Records from a data collection
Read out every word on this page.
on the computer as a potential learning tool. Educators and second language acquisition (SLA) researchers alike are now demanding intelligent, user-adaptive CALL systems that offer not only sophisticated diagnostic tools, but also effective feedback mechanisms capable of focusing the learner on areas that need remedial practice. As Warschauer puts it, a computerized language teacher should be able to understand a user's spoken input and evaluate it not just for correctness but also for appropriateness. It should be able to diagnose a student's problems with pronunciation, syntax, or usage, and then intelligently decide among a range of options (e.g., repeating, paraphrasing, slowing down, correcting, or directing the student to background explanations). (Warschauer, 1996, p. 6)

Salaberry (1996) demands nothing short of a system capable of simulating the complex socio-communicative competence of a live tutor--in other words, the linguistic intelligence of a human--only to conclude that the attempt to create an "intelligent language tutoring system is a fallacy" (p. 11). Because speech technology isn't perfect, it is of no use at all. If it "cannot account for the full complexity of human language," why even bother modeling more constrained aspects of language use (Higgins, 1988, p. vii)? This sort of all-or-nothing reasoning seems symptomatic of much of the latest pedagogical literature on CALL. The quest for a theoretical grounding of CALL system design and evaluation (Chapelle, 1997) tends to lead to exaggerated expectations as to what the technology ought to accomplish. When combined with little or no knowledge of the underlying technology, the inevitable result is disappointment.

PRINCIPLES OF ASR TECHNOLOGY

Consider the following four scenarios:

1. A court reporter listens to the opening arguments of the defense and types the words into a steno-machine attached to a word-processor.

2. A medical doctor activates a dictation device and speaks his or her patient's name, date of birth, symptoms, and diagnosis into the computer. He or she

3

- **What the task asks**
Look for the word "computer" in every line of the listing and copy the lines that have it.

- **Exercise output**
on the computer as a potential learning tool. Educators and second language acquisition (SLA) researchers alike are now demanding intelligent, user-adaptive CALL systems that offer not only sophisticated diagnostic tools, but also effective feedback mechanisms capable of focusing the learner on areas that need remedial practice. As Warschauer puts it, a computerized language teacher should be able to understand a user's spoken input and evaluate it not just for correctness but also for appropriateness. It should be able to diagnose a student's problems with pronunciation, syntax, or usage, and then intelligently decide among a range of options (e.g., repeating, paraphrasing, slowing down, correcting, or directing the student to background explanations). (Warschauer, 1996, p. 6)
2. A medical doctor activates a dictation device and speaks his or her patient's name, date of birth, symptoms, and diagnosis into the computer. He or she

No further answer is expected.